▸ Task prompt
Pick out all lines of the entries that include the word "name" and copy them.

▸ Data shown
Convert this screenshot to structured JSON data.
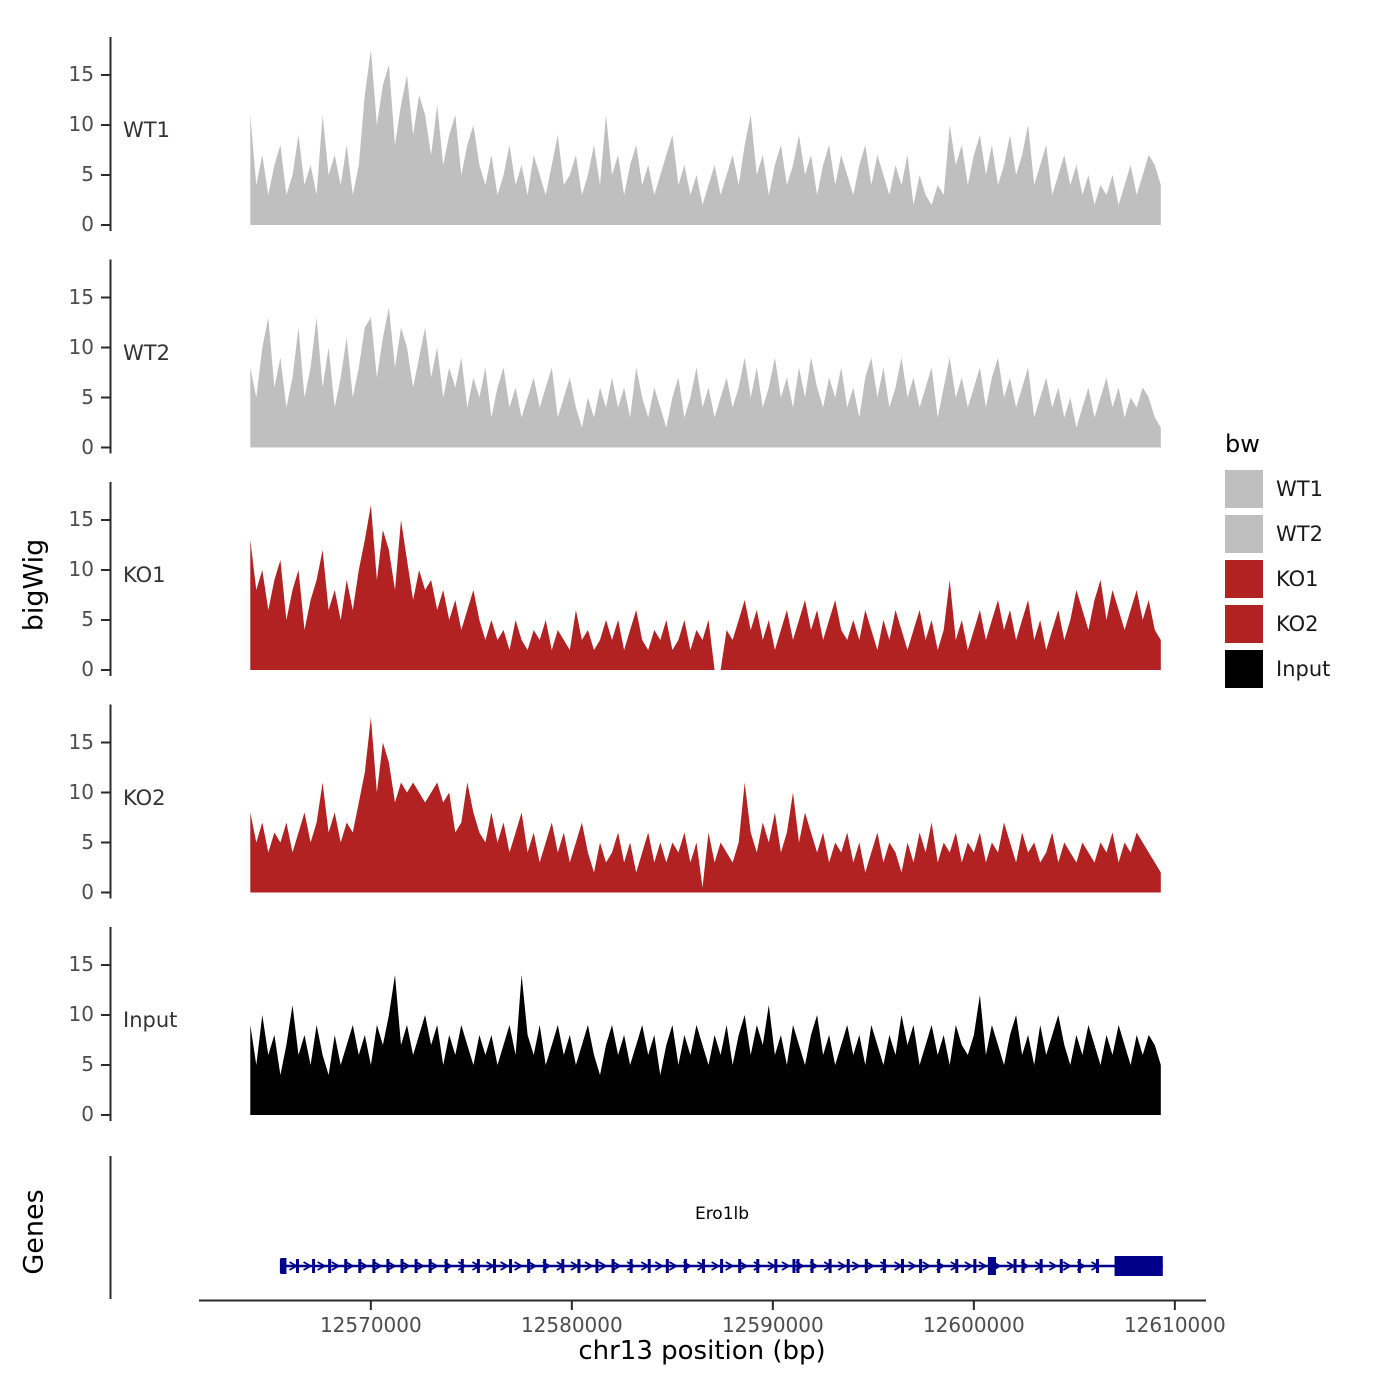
{
  "chart_data": {
    "type": "area",
    "title": "",
    "xlabel": "chr13 position (bp)",
    "ylabel": "bigWig",
    "genes_label": "Genes",
    "xlim": [
      12561500,
      12611500
    ],
    "ylim": [
      0,
      18
    ],
    "yticks": [
      0,
      5,
      10,
      15
    ],
    "xticks": [
      12570000,
      12580000,
      12590000,
      12600000,
      12610000
    ],
    "x_start": 12564000,
    "x_step": 300,
    "grid": false,
    "legend_position": "right",
    "tracks": [
      {
        "name": "WT1",
        "color": "#bfbfbf",
        "values": [
          11,
          4,
          7,
          3,
          6,
          8,
          3,
          5,
          9,
          4,
          6,
          3,
          11,
          5,
          7,
          4,
          8,
          3,
          6,
          13,
          17.5,
          10,
          14,
          16,
          8,
          12,
          15,
          9,
          13,
          11,
          7,
          12,
          6,
          9,
          11,
          5,
          8,
          10,
          6,
          4,
          7,
          3,
          5,
          8,
          4,
          6,
          3,
          7,
          5,
          3,
          6,
          9,
          4,
          5,
          7,
          3,
          5,
          8,
          4,
          11,
          5,
          7,
          3,
          6,
          8,
          4,
          6,
          3,
          5,
          7,
          9,
          4,
          6,
          3,
          5,
          2,
          4,
          6,
          3,
          5,
          7,
          4,
          8,
          11,
          5,
          7,
          3,
          6,
          8,
          4,
          6,
          9,
          5,
          7,
          3,
          6,
          8,
          4,
          7,
          5,
          3,
          6,
          8,
          4,
          7,
          5,
          3,
          6,
          4,
          7,
          2,
          5,
          3,
          2,
          4,
          3,
          10,
          6,
          8,
          4,
          7,
          9,
          5,
          8,
          4,
          6,
          9,
          5,
          7,
          10,
          4,
          6,
          8,
          3,
          5,
          7,
          4,
          6,
          3,
          5,
          2,
          4,
          3,
          5,
          2,
          4,
          6,
          3,
          5,
          7,
          6,
          4
        ]
      },
      {
        "name": "WT2",
        "color": "#bfbfbf",
        "values": [
          8,
          5,
          10,
          13,
          6,
          9,
          4,
          7,
          12,
          5,
          8,
          13,
          6,
          10,
          4,
          7,
          11,
          5,
          8,
          12,
          13,
          7,
          11,
          14,
          8,
          12,
          10,
          6,
          9,
          12,
          7,
          10,
          5,
          8,
          6,
          9,
          4,
          7,
          5,
          8,
          3,
          6,
          8,
          4,
          6,
          3,
          5,
          7,
          4,
          6,
          8,
          3,
          5,
          7,
          4,
          2,
          5,
          3,
          6,
          4,
          7,
          4,
          6,
          3,
          8,
          5,
          3,
          6,
          4,
          2,
          5,
          7,
          3,
          5,
          8,
          4,
          6,
          3,
          5,
          7,
          4,
          6,
          9,
          5,
          8,
          4,
          6,
          9,
          5,
          7,
          4,
          8,
          5,
          9,
          6,
          4,
          7,
          5,
          8,
          4,
          6,
          3,
          7,
          9,
          5,
          8,
          4,
          6,
          9,
          5,
          7,
          4,
          6,
          8,
          3,
          6,
          9,
          5,
          7,
          4,
          6,
          8,
          4,
          7,
          9,
          5,
          7,
          4,
          6,
          8,
          3,
          5,
          7,
          4,
          6,
          3,
          5,
          2,
          4,
          6,
          3,
          5,
          7,
          4,
          6,
          3,
          5,
          4,
          6,
          5,
          3,
          2
        ]
      },
      {
        "name": "KO1",
        "color": "#b22222",
        "values": [
          13,
          8,
          10,
          6,
          9,
          11,
          5,
          8,
          10,
          4,
          7,
          9,
          12,
          6,
          8,
          5,
          9,
          6,
          10,
          13,
          16.5,
          9,
          14,
          12,
          8,
          15,
          11,
          7,
          10,
          8,
          9,
          6,
          8,
          5,
          7,
          4,
          6,
          8,
          5,
          3,
          5,
          3,
          4,
          2,
          5,
          3,
          2,
          4,
          3,
          5,
          2,
          4,
          3,
          2,
          6,
          3,
          4,
          2,
          3,
          5,
          3,
          5,
          2,
          4,
          6,
          3,
          2,
          4,
          3,
          5,
          2,
          3,
          5,
          2,
          4,
          3,
          5,
          0,
          0,
          4,
          3,
          5,
          7,
          4,
          6,
          3,
          5,
          2,
          4,
          6,
          3,
          5,
          7,
          4,
          6,
          3,
          5,
          7,
          4,
          3,
          5,
          3,
          6,
          4,
          2,
          5,
          3,
          6,
          4,
          2,
          4,
          6,
          3,
          5,
          2,
          4,
          9,
          3,
          5,
          2,
          4,
          6,
          3,
          5,
          7,
          4,
          6,
          3,
          5,
          7,
          3,
          5,
          2,
          4,
          6,
          3,
          5,
          8,
          6,
          4,
          7,
          9,
          5,
          8,
          6,
          4,
          6,
          8,
          5,
          7,
          4,
          3
        ]
      },
      {
        "name": "KO2",
        "color": "#b22222",
        "values": [
          8,
          5,
          7,
          4,
          6,
          5,
          7,
          4,
          6,
          8,
          5,
          7,
          11,
          6,
          8,
          5,
          7,
          6,
          9,
          12,
          17.5,
          10,
          15,
          13,
          9,
          11,
          10,
          11,
          10,
          9,
          10,
          11,
          9,
          10,
          6,
          7,
          11,
          8,
          6,
          5,
          8,
          5,
          7,
          4,
          6,
          8,
          4,
          6,
          3,
          5,
          7,
          4,
          6,
          3,
          5,
          7,
          4,
          2,
          5,
          3,
          4,
          6,
          3,
          5,
          2,
          4,
          6,
          3,
          5,
          3,
          5,
          4,
          6,
          3,
          5,
          0.5,
          6,
          3,
          5,
          4,
          3,
          5,
          11,
          6,
          4,
          7,
          5,
          8,
          4,
          6,
          10,
          5,
          8,
          6,
          4,
          6,
          3,
          5,
          4,
          6,
          3,
          5,
          2,
          4,
          6,
          3,
          5,
          4,
          2,
          5,
          3,
          6,
          4,
          7,
          3,
          5,
          4,
          6,
          3,
          5,
          4,
          6,
          3,
          5,
          4,
          7,
          5,
          3,
          6,
          4,
          5,
          3,
          4,
          6,
          3,
          5,
          4,
          3,
          5,
          4,
          3,
          5,
          4,
          6,
          3,
          5,
          4,
          6,
          5,
          4,
          3,
          2
        ]
      },
      {
        "name": "Input",
        "color": "#000000",
        "values": [
          9,
          5,
          10,
          6,
          8,
          4,
          7,
          11,
          6,
          8,
          5,
          9,
          6,
          4,
          8,
          5,
          7,
          9,
          6,
          8,
          5,
          9,
          7,
          10,
          14,
          7,
          9,
          6,
          8,
          10,
          7,
          9,
          5,
          8,
          6,
          9,
          7,
          5,
          8,
          6,
          8,
          5,
          7,
          9,
          6,
          14,
          8,
          6,
          9,
          5,
          7,
          9,
          6,
          8,
          5,
          7,
          9,
          6,
          4,
          7,
          9,
          6,
          8,
          5,
          7,
          9,
          6,
          8,
          4,
          7,
          9,
          5,
          8,
          6,
          9,
          7,
          5,
          8,
          6,
          9,
          5,
          8,
          10,
          6,
          9,
          7,
          11,
          6,
          8,
          5,
          9,
          7,
          5,
          8,
          10,
          6,
          8,
          5,
          7,
          9,
          6,
          8,
          5,
          9,
          7,
          5,
          8,
          6,
          10,
          7,
          9,
          5,
          7,
          9,
          6,
          8,
          5,
          9,
          7,
          6,
          8,
          12,
          6,
          9,
          7,
          5,
          8,
          10,
          6,
          8,
          5,
          9,
          6,
          8,
          10,
          7,
          5,
          8,
          6,
          9,
          7,
          5,
          8,
          6,
          9,
          7,
          5,
          8,
          6,
          8,
          7,
          5
        ]
      }
    ],
    "gene": {
      "label": "Ero1lb",
      "strand": "+",
      "color": "#00008b",
      "line": [
        12565500,
        12609400
      ],
      "start_box": [
        12565500,
        12565800
      ],
      "mid_box": [
        12600700,
        12601100
      ],
      "thick_box": [
        12607000,
        12609400
      ],
      "exon_ticks": [
        12565550,
        12566350,
        12567150,
        12567950,
        12568750,
        12569450,
        12570150,
        12570850,
        12571550,
        12572250,
        12572950,
        12573750,
        12574550,
        12575350,
        12576150,
        12576950,
        12577850,
        12578650,
        12579550,
        12580350,
        12581250,
        12582050,
        12582950,
        12583850,
        12584750,
        12585650,
        12586550,
        12587450,
        12588350,
        12589250,
        12590150,
        12591050,
        12591250,
        12591950,
        12592850,
        12593750,
        12594650,
        12595550,
        12596450,
        12597350,
        12598250,
        12599150,
        12600050,
        12602050,
        12602450,
        12603350,
        12604350,
        12605250,
        12606150
      ]
    },
    "legend": {
      "title": "bw",
      "entries": [
        {
          "label": "WT1",
          "color": "#bfbfbf"
        },
        {
          "label": "WT2",
          "color": "#bfbfbf"
        },
        {
          "label": "KO1",
          "color": "#b22222"
        },
        {
          "label": "KO2",
          "color": "#b22222"
        },
        {
          "label": "Input",
          "color": "#000000"
        }
      ]
    }
  }
}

▸ Task result
        "name": "WT1",
        "name": "WT2",
        "name": "KO1",
        "name": "KO2",
        "name": "Input",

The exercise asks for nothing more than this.